* Start Items *

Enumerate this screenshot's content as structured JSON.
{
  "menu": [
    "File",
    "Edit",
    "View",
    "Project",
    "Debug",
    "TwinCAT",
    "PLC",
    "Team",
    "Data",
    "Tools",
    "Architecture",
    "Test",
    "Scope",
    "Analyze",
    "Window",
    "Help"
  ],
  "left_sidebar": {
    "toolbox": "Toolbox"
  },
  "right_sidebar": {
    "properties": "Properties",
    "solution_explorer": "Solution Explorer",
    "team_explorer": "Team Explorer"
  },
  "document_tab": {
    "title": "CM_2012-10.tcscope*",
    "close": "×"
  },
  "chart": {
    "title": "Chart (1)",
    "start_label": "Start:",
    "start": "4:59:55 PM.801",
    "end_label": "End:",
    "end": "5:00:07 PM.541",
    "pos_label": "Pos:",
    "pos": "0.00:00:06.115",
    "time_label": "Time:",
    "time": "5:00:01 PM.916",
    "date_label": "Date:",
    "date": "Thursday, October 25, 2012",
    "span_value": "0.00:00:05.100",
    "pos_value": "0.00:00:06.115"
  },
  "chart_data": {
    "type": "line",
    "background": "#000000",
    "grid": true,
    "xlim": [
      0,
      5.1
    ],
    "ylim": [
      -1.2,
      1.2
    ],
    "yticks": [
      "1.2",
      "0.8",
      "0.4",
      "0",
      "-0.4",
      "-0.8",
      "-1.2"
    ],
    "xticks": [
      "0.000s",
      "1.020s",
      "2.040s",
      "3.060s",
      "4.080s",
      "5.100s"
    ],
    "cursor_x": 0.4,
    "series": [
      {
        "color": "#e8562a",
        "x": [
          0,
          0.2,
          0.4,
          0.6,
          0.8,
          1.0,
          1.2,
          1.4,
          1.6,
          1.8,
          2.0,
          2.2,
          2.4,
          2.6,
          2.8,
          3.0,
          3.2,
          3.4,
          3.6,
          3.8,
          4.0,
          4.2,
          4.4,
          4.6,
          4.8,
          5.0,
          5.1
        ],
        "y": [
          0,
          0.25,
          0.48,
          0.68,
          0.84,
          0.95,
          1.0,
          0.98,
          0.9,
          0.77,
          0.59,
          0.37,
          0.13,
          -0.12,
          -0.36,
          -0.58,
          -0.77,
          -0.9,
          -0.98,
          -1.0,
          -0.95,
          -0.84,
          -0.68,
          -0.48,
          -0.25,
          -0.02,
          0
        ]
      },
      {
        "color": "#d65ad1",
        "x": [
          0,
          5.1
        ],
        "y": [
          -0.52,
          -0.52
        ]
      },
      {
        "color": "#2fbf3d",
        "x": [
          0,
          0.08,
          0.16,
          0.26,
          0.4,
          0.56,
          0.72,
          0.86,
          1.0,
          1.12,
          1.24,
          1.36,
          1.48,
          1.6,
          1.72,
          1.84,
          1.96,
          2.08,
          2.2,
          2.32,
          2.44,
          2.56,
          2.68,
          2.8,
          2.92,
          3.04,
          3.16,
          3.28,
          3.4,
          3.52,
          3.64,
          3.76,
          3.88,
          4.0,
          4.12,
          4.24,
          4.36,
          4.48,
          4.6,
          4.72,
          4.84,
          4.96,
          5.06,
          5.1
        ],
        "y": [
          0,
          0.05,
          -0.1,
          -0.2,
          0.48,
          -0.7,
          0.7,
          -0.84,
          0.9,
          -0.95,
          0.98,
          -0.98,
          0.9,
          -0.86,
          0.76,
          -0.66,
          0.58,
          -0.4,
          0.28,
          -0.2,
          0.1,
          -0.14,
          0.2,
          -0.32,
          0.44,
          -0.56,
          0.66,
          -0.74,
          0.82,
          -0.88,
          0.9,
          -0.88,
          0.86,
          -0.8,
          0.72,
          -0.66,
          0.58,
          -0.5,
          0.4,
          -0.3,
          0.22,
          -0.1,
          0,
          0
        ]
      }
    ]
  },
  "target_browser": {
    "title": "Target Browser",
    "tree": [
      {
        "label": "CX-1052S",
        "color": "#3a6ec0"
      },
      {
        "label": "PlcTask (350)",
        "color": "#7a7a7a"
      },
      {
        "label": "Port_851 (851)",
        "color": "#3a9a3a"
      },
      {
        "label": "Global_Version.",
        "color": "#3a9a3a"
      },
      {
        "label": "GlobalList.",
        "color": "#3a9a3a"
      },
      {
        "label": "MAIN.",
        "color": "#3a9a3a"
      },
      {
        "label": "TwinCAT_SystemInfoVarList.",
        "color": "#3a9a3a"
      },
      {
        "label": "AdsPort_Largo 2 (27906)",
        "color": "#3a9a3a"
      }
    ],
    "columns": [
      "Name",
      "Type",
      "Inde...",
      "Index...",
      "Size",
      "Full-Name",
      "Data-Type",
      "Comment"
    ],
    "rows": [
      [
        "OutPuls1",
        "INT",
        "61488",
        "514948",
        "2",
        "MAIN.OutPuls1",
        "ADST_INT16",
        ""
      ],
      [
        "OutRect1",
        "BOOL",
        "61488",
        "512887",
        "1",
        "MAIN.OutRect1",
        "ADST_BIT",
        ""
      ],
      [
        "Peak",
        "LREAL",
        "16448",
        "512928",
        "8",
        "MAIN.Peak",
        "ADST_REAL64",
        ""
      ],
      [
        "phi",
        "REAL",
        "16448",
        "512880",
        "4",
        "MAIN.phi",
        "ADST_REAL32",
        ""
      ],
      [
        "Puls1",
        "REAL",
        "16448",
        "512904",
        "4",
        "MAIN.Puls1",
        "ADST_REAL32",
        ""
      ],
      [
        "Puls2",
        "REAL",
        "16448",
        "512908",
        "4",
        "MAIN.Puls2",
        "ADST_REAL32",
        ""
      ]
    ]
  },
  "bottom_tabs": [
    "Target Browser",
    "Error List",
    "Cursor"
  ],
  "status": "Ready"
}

* End Items *

## Aim of the exercise
Repeat every line of the data, exactly and in full.

## Correct response
Enumerate this screenshot's content as structured JSON.
{
  "menu": [
    "File",
    "Edit",
    "View",
    "Project",
    "Debug",
    "TwinCAT",
    "PLC",
    "Team",
    "Data",
    "Tools",
    "Architecture",
    "Test",
    "Scope",
    "Analyze",
    "Window",
    "Help"
  ],
  "left_sidebar": {
    "toolbox": "Toolbox"
  },
  "right_sidebar": {
    "properties": "Properties",
    "solution_explorer": "Solution Explorer",
    "team_explorer": "Team Explorer"
  },
  "document_tab": {
    "title": "CM_2012-10.tcscope*",
    "close": "×"
  },
  "chart": {
    "title": "Chart (1)",
    "start_label": "Start:",
    "start": "4:59:55 PM.801",
    "end_label": "End:",
    "end": "5:00:07 PM.541",
    "pos_label": "Pos:",
    "pos": "0.00:00:06.115",
    "time_label": "Time:",
    "time": "5:00:01 PM.916",
    "date_label": "Date:",
    "date": "Thursday, October 25, 2012",
    "span_value": "0.00:00:05.100",
    "pos_value": "0.00:00:06.115"
  },
  "chart_data": {
    "type": "line",
    "background": "#000000",
    "grid": true,
    "xlim": [
      0,
      5.1
    ],
    "ylim": [
      -1.2,
      1.2
    ],
    "yticks": [
      "1.2",
      "0.8",
      "0.4",
      "0",
      "-0.4",
      "-0.8",
      "-1.2"
    ],
    "xticks": [
      "0.000s",
      "1.020s",
      "2.040s",
      "3.060s",
      "4.080s",
      "5.100s"
    ],
    "cursor_x": 0.4,
    "series": [
      {
        "color": "#e8562a",
        "x": [
          0,
          0.2,
          0.4,
          0.6,
          0.8,
          1.0,
          1.2,
          1.4,
          1.6,
          1.8,
          2.0,
          2.2,
          2.4,
          2.6,
          2.8,
          3.0,
          3.2,
          3.4,
          3.6,
          3.8,
          4.0,
          4.2,
          4.4,
          4.6,
          4.8,
          5.0,
          5.1
        ],
        "y": [
          0,
          0.25,
          0.48,
          0.68,
          0.84,
          0.95,
          1.0,
          0.98,
          0.9,
          0.77,
          0.59,
          0.37,
          0.13,
          -0.12,
          -0.36,
          -0.58,
          -0.77,
          -0.9,
          -0.98,
          -1.0,
          -0.95,
          -0.84,
          -0.68,
          -0.48,
          -0.25,
          -0.02,
          0
        ]
      },
      {
        "color": "#d65ad1",
        "x": [
          0,
          5.1
        ],
        "y": [
          -0.52,
          -0.52
        ]
      },
      {
        "color": "#2fbf3d",
        "x": [
          0,
          0.08,
          0.16,
          0.26,
          0.4,
          0.56,
          0.72,
          0.86,
          1.0,
          1.12,
          1.24,
          1.36,
          1.48,
          1.6,
          1.72,
          1.84,
          1.96,
          2.08,
          2.2,
          2.32,
          2.44,
          2.56,
          2.68,
          2.8,
          2.92,
          3.04,
          3.16,
          3.28,
          3.4,
          3.52,
          3.64,
          3.76,
          3.88,
          4.0,
          4.12,
          4.24,
          4.36,
          4.48,
          4.6,
          4.72,
          4.84,
          4.96,
          5.06,
          5.1
        ],
        "y": [
          0,
          0.05,
          -0.1,
          -0.2,
          0.48,
          -0.7,
          0.7,
          -0.84,
          0.9,
          -0.95,
          0.98,
          -0.98,
          0.9,
          -0.86,
          0.76,
          -0.66,
          0.58,
          -0.4,
          0.28,
          -0.2,
          0.1,
          -0.14,
          0.2,
          -0.32,
          0.44,
          -0.56,
          0.66,
          -0.74,
          0.82,
          -0.88,
          0.9,
          -0.88,
          0.86,
          -0.8,
          0.72,
          -0.66,
          0.58,
          -0.5,
          0.4,
          -0.3,
          0.22,
          -0.1,
          0,
          0
        ]
      }
    ]
  },
  "target_browser": {
    "title": "Target Browser",
    "tree": [
      {
        "label": "CX-1052S",
        "color": "#3a6ec0"
      },
      {
        "label": "PlcTask (350)",
        "color": "#7a7a7a"
      },
      {
        "label": "Port_851 (851)",
        "color": "#3a9a3a"
      },
      {
        "label": "Global_Version.",
        "color": "#3a9a3a"
      },
      {
        "label": "GlobalList.",
        "color": "#3a9a3a"
      },
      {
        "label": "MAIN.",
        "color": "#3a9a3a"
      },
      {
        "label": "TwinCAT_SystemInfoVarList.",
        "color": "#3a9a3a"
      },
      {
        "label": "AdsPort_Largo 2 (27906)",
        "color": "#3a9a3a"
      }
    ],
    "columns": [
      "Name",
      "Type",
      "Inde...",
      "Index...",
      "Size",
      "Full-Name",
      "Data-Type",
      "Comment"
    ],
    "rows": [
      [
        "OutPuls1",
        "INT",
        "61488",
        "514948",
        "2",
        "MAIN.OutPuls1",
        "ADST_INT16",
        ""
      ],
      [
        "OutRect1",
        "BOOL",
        "61488",
        "512887",
        "1",
        "MAIN.OutRect1",
        "ADST_BIT",
        ""
      ],
      [
        "Peak",
        "LREAL",
        "16448",
        "512928",
        "8",
        "MAIN.Peak",
        "ADST_REAL64",
        ""
      ],
      [
        "phi",
        "REAL",
        "16448",
        "512880",
        "4",
        "MAIN.phi",
        "ADST_REAL32",
        ""
      ],
      [
        "Puls1",
        "REAL",
        "16448",
        "512904",
        "4",
        "MAIN.Puls1",
        "ADST_REAL32",
        ""
      ],
      [
        "Puls2",
        "REAL",
        "16448",
        "512908",
        "4",
        "MAIN.Puls2",
        "ADST_REAL32",
        ""
      ]
    ]
  },
  "bottom_tabs": [
    "Target Browser",
    "Error List",
    "Cursor"
  ],
  "status": "Ready"
}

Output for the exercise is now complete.